PROBLEM DESCRIPTION –
State the number of lines that contain the word "JSON", and add nothing else.

EXTRACTED DATA –
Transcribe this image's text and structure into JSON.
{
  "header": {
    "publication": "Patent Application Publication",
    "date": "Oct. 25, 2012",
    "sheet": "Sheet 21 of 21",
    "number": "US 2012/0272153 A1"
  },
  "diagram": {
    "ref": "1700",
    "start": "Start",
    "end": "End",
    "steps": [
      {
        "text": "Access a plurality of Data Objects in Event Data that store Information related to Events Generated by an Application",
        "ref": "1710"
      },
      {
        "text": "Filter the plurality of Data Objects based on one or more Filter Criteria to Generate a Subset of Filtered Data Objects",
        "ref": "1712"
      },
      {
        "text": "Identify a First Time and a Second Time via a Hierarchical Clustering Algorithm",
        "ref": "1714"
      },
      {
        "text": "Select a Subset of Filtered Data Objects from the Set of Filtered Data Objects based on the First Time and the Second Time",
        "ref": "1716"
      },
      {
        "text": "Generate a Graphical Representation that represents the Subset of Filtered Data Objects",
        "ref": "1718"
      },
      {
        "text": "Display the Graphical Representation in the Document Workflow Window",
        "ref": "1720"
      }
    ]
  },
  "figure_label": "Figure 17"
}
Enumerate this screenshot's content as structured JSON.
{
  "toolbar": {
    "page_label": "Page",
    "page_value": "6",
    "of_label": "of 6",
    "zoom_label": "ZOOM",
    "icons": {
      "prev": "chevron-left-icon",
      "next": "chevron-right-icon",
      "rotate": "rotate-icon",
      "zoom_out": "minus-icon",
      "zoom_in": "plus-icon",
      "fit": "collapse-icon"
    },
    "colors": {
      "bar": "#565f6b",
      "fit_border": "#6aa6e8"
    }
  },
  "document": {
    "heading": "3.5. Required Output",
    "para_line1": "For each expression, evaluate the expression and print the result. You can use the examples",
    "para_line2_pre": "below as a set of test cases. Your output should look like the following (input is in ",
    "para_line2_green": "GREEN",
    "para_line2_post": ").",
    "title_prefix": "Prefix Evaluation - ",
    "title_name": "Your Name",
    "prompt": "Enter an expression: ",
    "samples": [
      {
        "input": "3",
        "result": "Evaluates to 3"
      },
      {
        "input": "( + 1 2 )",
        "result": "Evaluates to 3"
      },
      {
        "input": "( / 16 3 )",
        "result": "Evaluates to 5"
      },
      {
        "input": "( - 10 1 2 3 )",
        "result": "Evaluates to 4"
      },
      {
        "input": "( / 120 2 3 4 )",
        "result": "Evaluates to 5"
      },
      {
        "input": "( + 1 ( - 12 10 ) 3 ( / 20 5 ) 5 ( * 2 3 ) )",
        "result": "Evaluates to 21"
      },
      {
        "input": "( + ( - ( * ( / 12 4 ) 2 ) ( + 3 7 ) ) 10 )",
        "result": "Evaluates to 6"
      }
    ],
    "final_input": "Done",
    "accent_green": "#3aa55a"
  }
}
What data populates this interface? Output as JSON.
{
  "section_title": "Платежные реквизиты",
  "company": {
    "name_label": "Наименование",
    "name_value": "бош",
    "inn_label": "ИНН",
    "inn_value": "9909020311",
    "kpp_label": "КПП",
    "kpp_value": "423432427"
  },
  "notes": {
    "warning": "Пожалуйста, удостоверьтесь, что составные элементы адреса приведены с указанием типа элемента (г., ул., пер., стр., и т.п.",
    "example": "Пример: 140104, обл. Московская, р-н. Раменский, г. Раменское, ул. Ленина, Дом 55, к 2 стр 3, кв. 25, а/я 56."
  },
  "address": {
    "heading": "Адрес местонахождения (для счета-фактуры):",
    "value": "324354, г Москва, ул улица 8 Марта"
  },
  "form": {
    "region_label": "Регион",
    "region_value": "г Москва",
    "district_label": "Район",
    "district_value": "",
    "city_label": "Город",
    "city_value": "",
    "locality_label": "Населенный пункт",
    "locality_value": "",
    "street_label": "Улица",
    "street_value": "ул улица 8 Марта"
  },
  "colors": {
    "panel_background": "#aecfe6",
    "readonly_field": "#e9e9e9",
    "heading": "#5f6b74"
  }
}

ANSWER BELOW –
3